Bounding box records:
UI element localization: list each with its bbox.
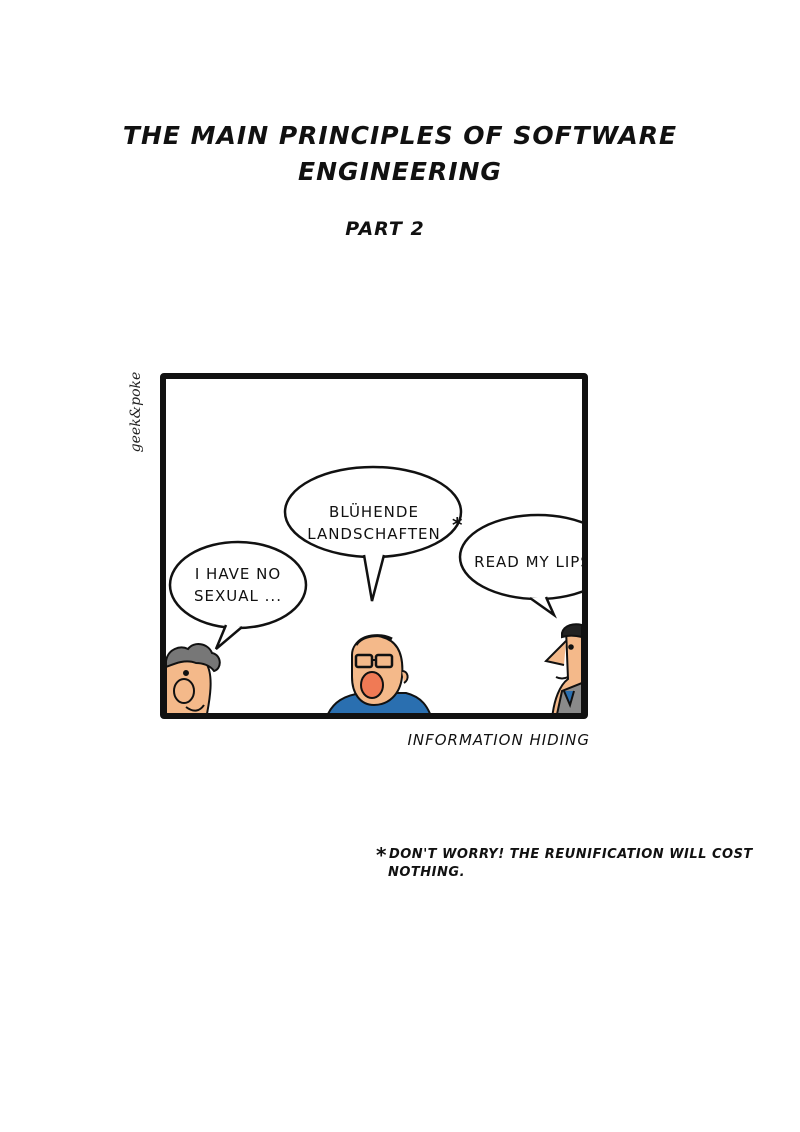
footnote: *Don't worry! The reunification will cos… xyxy=(376,843,766,882)
speech-text-right: Read my lips! xyxy=(474,553,588,571)
comic-panel: I have no sexual ... Blühende Landschaft… xyxy=(160,373,588,719)
speech-text-left: I have no sexual ... xyxy=(168,563,308,607)
comic-title: The main principles of software engineer… xyxy=(100,118,700,190)
speech-text-middle-line2: Landschaften xyxy=(307,525,441,543)
speech-text-left-line2: sexual ... xyxy=(194,587,282,605)
footnote-line2: nothing. xyxy=(388,865,466,880)
comic-subtitle: Part 2 xyxy=(345,218,425,240)
comic-title-line2: engineering xyxy=(298,157,502,186)
speech-bubble-left xyxy=(168,540,308,650)
speech-text-middle-line1: Blühende xyxy=(329,503,419,521)
character-middle xyxy=(327,634,431,713)
speech-bubble-right xyxy=(458,513,582,619)
character-right xyxy=(544,623,582,713)
speech-bubble-middle xyxy=(283,465,463,602)
panel-illustration xyxy=(166,465,582,713)
footnote-asterisk: * xyxy=(376,843,387,867)
panel-caption: Information Hiding xyxy=(407,731,590,749)
character-left xyxy=(166,643,221,713)
artist-credit: geek&poke xyxy=(128,371,144,453)
footnote-line1: Don't worry! The reunification will cost xyxy=(388,847,753,862)
speech-text-left-line1: I have no xyxy=(194,565,282,583)
footnote-asterisk-in-bubble: * xyxy=(452,513,463,537)
speech-text-middle: Blühende Landschaften xyxy=(288,501,460,545)
comic-title-line1: The main principles of software xyxy=(122,121,678,150)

Given instruction:
Copy every line of the records character for character, leaving out the picture.

Complete response:
UI element localization: list each with its bbox.
footnote: *Don't worry! The reunification will cos… xyxy=(376,843,766,882)
speech-text-right: Read my lips! xyxy=(474,553,588,571)
comic-panel: I have no sexual ... Blühende Landschaft… xyxy=(160,373,588,719)
speech-text-left: I have no sexual ... xyxy=(168,563,308,607)
comic-title: The main principles of software engineer… xyxy=(100,118,700,190)
speech-text-middle-line2: Landschaften xyxy=(307,525,441,543)
speech-text-left-line2: sexual ... xyxy=(194,587,282,605)
footnote-line2: nothing. xyxy=(388,865,466,880)
comic-subtitle: Part 2 xyxy=(345,218,425,240)
comic-title-line2: engineering xyxy=(298,157,502,186)
speech-bubble-left xyxy=(168,540,308,650)
speech-text-middle-line1: Blühende xyxy=(329,503,419,521)
character-middle xyxy=(327,634,431,713)
speech-bubble-right xyxy=(458,513,582,619)
character-right xyxy=(544,623,582,713)
speech-bubble-middle xyxy=(283,465,463,602)
panel-illustration xyxy=(166,465,582,713)
footnote-asterisk: * xyxy=(376,843,387,867)
panel-caption: Information Hiding xyxy=(407,731,590,749)
character-left xyxy=(166,643,221,713)
artist-credit: geek&poke xyxy=(128,371,144,453)
footnote-line1: Don't worry! The reunification will cost xyxy=(388,847,753,862)
speech-text-left-line1: I have no xyxy=(194,565,282,583)
footnote-asterisk-in-bubble: * xyxy=(452,513,463,537)
speech-text-middle: Blühende Landschaften xyxy=(288,501,460,545)
comic-title-line1: The main principles of software xyxy=(122,121,678,150)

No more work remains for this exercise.